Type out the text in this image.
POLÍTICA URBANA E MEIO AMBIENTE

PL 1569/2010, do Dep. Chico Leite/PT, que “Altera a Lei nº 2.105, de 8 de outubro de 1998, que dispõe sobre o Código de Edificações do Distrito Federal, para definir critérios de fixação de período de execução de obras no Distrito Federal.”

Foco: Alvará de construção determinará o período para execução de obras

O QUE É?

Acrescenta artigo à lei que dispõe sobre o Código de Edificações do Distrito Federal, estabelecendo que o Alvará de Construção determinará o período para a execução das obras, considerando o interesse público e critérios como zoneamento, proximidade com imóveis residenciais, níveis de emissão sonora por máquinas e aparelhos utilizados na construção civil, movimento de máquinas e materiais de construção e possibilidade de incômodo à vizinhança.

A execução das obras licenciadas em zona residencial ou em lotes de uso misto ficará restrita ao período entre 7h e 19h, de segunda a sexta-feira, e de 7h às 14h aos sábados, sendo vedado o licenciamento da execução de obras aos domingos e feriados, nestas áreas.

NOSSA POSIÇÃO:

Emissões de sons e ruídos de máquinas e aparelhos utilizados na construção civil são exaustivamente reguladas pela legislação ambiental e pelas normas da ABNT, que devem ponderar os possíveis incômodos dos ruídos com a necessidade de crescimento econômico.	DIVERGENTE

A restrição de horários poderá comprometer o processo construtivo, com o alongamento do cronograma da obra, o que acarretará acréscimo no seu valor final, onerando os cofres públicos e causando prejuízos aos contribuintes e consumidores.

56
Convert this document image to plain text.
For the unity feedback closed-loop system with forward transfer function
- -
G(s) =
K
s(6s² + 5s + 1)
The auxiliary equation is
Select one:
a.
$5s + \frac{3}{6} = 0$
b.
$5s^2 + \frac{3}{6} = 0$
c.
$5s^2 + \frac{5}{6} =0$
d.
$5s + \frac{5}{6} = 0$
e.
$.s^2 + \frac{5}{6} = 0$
****************************************
● Written exercise:
Restate each entry exactly, skipping none.

● Solved problem:
Type out the text in this image.
POLÍTICA URBANA E MEIO AMBIENTE

PL 1569/2010, do Dep. Chico Leite/PT, que “Altera a Lei nº 2.105, de 8 de outubro de 1998, que dispõe sobre o Código de Edificações do Distrito Federal, para definir critérios de fixação de período de execução de obras no Distrito Federal.”

Foco: Alvará de construção determinará o período para execução de obras

O QUE É?

Acrescenta artigo à lei que dispõe sobre o Código de Edificações do Distrito Federal, estabelecendo que o Alvará de Construção determinará o período para a execução das obras, considerando o interesse público e critérios como zoneamento, proximidade com imóveis residenciais, níveis de emissão sonora por máquinas e aparelhos utilizados na construção civil, movimento de máquinas e materiais de construção e possibilidade de incômodo à vizinhança.

A execução das obras licenciadas em zona residencial ou em lotes de uso misto ficará restrita ao período entre 7h e 19h, de segunda a sexta-feira, e de 7h às 14h aos sábados, sendo vedado o licenciamento da execução de obras aos domingos e feriados, nestas áreas.

NOSSA POSIÇÃO:

Emissões de sons e ruídos de máquinas e aparelhos utilizados na construção civil são exaustivamente reguladas pela legislação ambiental e pelas normas da ABNT, que devem ponderar os possíveis incômodos dos ruídos com a necessidade de crescimento econômico.	DIVERGENTE

A restrição de horários poderá comprometer o processo construtivo, com o alongamento do cronograma da obra, o que acarretará acréscimo no seu valor final, onerando os cofres públicos e causando prejuízos aos contribuintes e consumidores.

56
Convert this document image to plain text.
For the unity feedback closed-loop system with forward transfer function
- -
G(s) =
K
s(6s² + 5s + 1)
The auxiliary equation is
Select one:
a.
$5s + \frac{3}{6} = 0$
b.
$5s^2 + \frac{3}{6} = 0$
c.
$5s^2 + \frac{5}{6} =0$
d.
$5s + \frac{5}{6} = 0$
e.
$.s^2 + \frac{5}{6} = 0$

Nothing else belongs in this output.